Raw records

[START]

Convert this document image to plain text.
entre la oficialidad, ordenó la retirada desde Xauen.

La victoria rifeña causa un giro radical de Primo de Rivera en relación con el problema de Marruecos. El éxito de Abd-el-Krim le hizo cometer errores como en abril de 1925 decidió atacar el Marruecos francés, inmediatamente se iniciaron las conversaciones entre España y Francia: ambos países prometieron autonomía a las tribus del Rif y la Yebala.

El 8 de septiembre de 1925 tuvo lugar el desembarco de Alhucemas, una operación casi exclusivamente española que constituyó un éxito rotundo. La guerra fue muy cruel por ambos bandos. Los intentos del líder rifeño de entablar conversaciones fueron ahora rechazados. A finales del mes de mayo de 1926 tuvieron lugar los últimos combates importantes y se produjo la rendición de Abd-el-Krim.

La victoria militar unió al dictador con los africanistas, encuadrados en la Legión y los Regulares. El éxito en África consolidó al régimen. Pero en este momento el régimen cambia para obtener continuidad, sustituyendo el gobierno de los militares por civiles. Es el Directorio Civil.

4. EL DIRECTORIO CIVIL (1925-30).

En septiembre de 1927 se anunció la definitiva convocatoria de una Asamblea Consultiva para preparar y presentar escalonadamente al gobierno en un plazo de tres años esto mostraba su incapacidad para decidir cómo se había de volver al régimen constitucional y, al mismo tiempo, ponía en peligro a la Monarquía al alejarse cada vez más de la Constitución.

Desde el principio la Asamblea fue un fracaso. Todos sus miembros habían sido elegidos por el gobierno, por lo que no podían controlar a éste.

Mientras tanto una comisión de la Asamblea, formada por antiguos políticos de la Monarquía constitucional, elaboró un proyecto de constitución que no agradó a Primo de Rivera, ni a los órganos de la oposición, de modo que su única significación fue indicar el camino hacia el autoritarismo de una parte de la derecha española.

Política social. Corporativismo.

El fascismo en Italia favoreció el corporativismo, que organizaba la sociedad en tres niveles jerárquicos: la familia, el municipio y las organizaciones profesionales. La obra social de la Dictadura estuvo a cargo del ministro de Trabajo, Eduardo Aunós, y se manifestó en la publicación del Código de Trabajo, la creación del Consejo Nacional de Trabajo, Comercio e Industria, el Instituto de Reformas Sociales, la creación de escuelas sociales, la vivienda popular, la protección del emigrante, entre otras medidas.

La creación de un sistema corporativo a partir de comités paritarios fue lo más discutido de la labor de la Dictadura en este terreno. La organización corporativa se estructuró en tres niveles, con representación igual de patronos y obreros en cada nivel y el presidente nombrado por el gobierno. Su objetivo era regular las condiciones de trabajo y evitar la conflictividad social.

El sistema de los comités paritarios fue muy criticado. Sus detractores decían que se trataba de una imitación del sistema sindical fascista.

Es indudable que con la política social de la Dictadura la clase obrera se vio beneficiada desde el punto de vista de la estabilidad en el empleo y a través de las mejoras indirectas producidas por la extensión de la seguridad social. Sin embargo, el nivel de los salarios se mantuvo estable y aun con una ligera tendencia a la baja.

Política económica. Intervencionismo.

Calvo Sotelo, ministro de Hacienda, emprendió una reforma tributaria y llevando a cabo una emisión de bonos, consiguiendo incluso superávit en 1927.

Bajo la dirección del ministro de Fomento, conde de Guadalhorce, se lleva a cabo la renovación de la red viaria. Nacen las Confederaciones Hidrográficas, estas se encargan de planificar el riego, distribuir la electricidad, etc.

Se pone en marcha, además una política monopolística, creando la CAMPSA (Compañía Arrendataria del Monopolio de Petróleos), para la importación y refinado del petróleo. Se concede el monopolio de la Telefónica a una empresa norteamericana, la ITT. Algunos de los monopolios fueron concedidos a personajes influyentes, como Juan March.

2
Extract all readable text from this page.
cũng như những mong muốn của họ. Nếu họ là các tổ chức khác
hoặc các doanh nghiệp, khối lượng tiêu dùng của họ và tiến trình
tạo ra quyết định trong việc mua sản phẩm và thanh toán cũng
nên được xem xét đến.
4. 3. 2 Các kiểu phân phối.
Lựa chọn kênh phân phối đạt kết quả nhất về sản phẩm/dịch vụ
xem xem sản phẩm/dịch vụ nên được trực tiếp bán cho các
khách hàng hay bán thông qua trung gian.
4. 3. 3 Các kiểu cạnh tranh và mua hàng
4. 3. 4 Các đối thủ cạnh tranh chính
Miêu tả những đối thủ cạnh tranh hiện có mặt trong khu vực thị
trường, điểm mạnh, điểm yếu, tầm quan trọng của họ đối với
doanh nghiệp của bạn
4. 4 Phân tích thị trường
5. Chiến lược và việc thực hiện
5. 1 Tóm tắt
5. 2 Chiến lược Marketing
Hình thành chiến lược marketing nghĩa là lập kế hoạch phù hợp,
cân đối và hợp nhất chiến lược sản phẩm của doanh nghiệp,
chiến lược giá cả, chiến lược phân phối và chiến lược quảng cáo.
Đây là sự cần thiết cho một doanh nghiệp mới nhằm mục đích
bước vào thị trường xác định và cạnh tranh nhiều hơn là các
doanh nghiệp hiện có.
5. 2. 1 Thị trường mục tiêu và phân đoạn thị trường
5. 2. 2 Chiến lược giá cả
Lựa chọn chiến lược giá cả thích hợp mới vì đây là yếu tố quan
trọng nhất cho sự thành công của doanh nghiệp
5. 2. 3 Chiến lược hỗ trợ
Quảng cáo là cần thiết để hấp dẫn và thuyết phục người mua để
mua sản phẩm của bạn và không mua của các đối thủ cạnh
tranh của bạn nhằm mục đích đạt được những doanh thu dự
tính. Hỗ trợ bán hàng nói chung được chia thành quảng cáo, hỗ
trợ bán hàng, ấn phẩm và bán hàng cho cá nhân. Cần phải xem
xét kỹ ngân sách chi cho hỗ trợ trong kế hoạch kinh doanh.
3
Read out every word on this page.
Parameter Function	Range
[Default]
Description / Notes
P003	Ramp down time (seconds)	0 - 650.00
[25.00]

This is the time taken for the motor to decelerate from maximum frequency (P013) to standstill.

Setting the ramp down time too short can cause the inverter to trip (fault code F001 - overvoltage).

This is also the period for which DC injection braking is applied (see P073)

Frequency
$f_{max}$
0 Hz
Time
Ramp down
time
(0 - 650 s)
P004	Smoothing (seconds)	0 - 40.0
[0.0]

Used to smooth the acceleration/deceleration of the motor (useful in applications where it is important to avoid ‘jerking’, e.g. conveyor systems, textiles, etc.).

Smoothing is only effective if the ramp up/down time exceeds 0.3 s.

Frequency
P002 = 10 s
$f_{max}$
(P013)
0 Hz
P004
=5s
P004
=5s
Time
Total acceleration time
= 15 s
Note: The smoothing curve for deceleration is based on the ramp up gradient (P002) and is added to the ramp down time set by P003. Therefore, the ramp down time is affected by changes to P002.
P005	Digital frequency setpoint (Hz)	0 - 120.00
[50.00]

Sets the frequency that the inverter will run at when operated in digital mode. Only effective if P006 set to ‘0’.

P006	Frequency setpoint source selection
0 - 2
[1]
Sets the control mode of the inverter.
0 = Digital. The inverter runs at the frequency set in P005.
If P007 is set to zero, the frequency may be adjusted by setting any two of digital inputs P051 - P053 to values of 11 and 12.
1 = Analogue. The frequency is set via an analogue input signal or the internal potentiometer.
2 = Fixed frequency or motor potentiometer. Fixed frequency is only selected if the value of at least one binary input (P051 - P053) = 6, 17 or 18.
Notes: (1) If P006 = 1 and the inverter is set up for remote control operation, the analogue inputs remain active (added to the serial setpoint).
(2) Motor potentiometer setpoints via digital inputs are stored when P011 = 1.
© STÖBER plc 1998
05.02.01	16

[END]

* [PROBLEM DETAILS]:
Compute how many lines include the string "quan", then give that number by itself.

* [COMPLETE OUTPUT]:
2